■ **What the task requires**: Pick out the lines containing "title".

□ □ □ □ □ □ □

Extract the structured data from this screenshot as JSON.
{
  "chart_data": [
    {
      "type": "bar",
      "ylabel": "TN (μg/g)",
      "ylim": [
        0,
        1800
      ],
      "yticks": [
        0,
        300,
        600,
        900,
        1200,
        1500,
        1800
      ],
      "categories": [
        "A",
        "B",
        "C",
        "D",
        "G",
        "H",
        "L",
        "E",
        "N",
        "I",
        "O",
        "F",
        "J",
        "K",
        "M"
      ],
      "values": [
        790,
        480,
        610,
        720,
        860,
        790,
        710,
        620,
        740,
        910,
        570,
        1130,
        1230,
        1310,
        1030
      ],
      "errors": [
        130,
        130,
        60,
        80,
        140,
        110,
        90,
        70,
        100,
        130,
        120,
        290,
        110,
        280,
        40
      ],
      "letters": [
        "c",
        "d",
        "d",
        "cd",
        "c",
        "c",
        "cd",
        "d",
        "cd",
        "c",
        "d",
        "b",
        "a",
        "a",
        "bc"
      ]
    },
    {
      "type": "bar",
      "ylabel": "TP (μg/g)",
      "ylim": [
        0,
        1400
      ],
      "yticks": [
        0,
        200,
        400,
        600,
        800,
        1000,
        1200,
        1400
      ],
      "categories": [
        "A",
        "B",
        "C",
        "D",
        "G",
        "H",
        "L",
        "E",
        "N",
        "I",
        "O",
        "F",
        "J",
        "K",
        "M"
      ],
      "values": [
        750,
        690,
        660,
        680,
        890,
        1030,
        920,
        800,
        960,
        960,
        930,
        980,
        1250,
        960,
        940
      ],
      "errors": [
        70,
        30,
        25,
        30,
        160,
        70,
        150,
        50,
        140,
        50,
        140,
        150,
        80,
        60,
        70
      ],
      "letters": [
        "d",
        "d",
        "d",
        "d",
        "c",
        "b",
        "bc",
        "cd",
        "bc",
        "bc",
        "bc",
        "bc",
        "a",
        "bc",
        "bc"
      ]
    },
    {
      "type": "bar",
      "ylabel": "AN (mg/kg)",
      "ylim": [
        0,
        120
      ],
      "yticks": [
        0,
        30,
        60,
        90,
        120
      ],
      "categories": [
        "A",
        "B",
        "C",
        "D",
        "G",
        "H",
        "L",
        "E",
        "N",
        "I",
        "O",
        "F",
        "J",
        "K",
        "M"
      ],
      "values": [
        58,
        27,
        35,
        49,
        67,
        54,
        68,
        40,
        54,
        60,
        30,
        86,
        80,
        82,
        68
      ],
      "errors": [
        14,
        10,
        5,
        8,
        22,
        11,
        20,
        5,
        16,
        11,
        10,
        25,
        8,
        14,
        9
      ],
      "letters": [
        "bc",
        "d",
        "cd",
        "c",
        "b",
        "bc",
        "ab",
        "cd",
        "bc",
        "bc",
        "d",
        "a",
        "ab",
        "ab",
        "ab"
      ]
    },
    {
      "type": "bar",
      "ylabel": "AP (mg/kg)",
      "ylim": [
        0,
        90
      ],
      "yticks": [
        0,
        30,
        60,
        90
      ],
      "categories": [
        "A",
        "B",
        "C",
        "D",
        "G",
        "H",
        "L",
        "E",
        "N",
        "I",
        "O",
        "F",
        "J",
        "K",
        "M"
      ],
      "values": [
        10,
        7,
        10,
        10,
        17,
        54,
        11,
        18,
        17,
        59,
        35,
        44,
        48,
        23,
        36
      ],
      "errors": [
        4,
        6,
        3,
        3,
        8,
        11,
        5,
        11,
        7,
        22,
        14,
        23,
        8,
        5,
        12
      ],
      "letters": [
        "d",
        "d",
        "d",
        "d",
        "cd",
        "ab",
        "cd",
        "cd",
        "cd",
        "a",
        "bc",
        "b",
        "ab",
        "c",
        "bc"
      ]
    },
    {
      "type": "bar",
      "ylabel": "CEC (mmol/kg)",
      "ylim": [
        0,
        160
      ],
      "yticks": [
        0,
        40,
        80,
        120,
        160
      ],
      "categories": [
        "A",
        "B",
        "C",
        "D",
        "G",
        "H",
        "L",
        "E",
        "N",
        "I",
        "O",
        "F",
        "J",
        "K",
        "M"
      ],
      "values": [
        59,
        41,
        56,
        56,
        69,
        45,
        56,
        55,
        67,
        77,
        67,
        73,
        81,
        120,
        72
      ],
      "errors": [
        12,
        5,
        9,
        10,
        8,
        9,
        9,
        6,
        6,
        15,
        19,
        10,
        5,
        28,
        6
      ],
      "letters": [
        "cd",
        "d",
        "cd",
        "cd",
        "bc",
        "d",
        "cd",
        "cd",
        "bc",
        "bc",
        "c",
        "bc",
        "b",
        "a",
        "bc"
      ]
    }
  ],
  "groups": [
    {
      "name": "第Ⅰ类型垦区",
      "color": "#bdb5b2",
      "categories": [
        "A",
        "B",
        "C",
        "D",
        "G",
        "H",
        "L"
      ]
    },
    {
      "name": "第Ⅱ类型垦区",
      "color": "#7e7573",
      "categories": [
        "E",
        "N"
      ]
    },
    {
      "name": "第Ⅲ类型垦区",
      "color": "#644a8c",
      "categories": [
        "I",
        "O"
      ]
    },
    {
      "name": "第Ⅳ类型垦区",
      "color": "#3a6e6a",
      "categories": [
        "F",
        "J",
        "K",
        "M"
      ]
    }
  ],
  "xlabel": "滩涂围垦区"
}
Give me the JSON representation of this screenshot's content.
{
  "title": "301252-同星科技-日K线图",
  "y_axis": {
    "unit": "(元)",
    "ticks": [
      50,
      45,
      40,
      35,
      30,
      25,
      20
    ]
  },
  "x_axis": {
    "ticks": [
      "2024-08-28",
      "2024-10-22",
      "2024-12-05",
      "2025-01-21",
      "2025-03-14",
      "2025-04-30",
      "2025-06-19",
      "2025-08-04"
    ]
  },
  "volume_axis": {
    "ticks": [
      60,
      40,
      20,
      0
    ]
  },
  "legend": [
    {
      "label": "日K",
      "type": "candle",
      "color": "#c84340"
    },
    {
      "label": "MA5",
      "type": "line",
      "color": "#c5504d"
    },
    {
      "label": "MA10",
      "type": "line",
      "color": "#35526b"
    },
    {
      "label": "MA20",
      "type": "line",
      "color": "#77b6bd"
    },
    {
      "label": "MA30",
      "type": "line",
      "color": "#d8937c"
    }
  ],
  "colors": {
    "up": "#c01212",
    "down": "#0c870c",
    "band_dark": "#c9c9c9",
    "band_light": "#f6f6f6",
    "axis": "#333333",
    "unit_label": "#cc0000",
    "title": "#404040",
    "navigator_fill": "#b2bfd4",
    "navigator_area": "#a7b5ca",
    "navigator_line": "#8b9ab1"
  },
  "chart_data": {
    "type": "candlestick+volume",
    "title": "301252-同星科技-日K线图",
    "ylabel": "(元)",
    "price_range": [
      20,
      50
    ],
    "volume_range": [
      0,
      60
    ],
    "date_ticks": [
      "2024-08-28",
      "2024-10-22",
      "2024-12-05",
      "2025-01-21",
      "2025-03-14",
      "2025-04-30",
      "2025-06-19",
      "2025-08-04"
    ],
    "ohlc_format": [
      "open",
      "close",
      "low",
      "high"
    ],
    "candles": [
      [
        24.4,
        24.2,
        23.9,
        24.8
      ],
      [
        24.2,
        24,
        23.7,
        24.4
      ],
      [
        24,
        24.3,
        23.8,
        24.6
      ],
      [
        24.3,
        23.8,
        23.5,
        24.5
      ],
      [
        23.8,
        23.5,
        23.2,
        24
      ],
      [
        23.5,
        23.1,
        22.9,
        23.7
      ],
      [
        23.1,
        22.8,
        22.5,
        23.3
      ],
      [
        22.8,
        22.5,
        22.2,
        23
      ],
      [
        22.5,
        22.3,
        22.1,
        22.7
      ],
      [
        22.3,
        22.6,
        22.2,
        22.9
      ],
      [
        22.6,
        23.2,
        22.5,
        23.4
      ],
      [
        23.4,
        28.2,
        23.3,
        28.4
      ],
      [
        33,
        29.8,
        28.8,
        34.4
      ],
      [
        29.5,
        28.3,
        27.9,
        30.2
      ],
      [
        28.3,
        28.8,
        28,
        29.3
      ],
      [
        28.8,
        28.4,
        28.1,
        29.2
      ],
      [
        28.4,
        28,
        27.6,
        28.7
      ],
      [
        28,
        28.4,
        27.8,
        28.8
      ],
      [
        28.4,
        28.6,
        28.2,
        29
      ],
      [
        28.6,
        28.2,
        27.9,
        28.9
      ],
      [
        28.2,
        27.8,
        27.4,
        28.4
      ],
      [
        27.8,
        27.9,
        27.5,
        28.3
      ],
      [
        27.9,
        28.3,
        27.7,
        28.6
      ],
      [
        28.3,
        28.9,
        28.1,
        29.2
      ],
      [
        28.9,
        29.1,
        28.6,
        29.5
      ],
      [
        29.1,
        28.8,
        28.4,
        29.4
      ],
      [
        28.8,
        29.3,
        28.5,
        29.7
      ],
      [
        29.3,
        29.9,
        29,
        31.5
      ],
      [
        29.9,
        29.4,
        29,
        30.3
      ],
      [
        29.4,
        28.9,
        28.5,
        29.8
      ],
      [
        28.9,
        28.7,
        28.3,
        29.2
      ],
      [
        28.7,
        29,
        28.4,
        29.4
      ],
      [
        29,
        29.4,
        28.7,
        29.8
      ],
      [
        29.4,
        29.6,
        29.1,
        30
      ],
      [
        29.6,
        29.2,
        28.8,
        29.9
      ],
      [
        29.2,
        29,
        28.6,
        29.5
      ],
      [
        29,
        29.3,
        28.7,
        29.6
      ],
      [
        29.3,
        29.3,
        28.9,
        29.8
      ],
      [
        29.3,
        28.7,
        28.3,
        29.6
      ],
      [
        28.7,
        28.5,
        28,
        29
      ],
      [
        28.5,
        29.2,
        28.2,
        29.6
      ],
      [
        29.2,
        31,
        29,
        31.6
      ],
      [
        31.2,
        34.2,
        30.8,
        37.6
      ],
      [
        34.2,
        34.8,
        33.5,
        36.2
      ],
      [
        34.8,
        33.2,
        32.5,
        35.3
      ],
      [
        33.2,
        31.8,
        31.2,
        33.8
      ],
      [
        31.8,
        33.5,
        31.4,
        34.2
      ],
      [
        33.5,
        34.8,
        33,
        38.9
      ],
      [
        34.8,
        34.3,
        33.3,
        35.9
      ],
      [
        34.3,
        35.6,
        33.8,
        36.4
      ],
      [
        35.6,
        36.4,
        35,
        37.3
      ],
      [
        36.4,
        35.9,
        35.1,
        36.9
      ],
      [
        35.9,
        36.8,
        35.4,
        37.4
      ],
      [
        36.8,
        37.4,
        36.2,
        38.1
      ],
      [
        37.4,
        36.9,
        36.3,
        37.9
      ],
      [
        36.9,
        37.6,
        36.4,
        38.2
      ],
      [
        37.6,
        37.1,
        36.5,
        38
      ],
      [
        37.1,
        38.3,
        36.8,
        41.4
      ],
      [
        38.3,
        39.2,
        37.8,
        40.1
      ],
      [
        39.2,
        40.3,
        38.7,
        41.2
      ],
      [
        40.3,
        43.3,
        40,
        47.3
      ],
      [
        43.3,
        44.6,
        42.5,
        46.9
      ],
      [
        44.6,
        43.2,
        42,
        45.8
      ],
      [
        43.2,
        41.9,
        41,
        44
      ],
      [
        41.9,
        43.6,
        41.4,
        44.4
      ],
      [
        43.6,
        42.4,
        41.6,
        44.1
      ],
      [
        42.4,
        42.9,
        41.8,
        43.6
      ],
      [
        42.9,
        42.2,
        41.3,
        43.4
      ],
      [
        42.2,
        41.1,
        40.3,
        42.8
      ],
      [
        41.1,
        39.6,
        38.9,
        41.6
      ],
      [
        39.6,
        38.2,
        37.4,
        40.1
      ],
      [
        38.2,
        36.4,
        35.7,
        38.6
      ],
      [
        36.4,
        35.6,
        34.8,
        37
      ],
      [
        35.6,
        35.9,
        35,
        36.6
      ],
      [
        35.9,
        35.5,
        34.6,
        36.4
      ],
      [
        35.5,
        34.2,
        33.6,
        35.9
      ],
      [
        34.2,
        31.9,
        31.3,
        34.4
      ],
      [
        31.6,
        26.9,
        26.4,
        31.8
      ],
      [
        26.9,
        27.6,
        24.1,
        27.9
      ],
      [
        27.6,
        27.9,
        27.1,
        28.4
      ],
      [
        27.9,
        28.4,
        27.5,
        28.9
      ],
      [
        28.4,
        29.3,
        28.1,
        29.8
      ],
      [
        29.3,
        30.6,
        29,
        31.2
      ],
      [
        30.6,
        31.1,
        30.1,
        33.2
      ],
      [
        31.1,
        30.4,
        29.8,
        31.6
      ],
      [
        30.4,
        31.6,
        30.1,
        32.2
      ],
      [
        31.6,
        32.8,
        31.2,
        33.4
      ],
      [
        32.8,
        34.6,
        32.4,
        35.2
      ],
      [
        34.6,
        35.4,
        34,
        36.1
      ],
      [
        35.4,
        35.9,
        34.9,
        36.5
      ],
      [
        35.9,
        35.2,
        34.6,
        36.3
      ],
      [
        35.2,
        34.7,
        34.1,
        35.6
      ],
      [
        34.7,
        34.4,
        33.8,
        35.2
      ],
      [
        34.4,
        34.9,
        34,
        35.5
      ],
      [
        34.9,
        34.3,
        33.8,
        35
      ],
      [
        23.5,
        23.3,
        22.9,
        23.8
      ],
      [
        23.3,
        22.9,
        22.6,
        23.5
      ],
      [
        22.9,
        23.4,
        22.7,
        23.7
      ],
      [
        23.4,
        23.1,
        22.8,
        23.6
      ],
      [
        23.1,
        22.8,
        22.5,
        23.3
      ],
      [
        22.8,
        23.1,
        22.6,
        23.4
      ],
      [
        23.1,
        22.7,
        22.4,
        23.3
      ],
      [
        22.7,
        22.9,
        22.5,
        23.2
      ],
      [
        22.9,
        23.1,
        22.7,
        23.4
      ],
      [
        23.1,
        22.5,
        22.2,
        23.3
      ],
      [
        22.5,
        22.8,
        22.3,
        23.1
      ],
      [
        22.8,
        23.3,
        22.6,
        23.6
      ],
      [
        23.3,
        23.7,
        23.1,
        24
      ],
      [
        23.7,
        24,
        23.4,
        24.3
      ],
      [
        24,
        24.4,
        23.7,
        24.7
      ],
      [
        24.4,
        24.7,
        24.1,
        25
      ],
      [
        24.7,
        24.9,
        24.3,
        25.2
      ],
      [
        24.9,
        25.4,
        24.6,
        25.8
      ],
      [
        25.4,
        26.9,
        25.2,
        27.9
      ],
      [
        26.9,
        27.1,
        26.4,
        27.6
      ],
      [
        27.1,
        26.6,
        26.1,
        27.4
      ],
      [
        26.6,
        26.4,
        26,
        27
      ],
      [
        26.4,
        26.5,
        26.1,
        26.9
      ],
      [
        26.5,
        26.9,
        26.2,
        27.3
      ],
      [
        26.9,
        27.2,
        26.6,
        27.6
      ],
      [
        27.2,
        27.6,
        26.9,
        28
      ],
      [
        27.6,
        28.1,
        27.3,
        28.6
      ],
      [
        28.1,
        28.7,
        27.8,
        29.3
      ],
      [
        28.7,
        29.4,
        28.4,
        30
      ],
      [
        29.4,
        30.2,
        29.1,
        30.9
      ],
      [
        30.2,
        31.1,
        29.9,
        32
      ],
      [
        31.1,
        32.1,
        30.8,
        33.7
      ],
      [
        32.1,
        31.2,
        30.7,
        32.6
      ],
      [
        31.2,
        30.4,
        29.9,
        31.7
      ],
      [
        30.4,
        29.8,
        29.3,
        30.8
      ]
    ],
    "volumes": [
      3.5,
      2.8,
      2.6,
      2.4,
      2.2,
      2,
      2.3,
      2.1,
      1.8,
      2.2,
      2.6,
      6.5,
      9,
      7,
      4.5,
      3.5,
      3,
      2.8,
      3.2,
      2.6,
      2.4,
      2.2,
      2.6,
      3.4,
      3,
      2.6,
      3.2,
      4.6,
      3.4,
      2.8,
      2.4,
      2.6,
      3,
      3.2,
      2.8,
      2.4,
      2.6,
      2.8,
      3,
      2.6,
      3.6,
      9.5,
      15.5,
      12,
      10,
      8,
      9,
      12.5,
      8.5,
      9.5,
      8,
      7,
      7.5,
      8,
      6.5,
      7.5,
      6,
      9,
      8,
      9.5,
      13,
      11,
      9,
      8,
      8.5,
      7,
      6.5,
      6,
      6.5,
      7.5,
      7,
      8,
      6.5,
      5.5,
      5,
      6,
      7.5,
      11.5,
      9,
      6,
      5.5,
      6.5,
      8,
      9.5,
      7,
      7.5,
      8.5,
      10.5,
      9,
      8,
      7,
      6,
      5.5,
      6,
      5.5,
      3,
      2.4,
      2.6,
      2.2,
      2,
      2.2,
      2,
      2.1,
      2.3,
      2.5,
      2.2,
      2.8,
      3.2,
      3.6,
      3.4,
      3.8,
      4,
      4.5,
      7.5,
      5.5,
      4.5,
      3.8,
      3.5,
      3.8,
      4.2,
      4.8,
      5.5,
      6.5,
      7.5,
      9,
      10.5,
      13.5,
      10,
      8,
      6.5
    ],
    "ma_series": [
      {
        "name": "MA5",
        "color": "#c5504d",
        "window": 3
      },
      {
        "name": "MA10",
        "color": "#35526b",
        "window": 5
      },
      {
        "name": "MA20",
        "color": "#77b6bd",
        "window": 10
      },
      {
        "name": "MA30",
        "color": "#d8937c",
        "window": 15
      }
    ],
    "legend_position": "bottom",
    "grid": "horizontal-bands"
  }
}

□ □ □ □ □ □ □

■ **Response to this task**:
  "title": "301252-同星科技-日K线图",
    "title": "#404040",
    "title": "301252-同星科技-日K线图",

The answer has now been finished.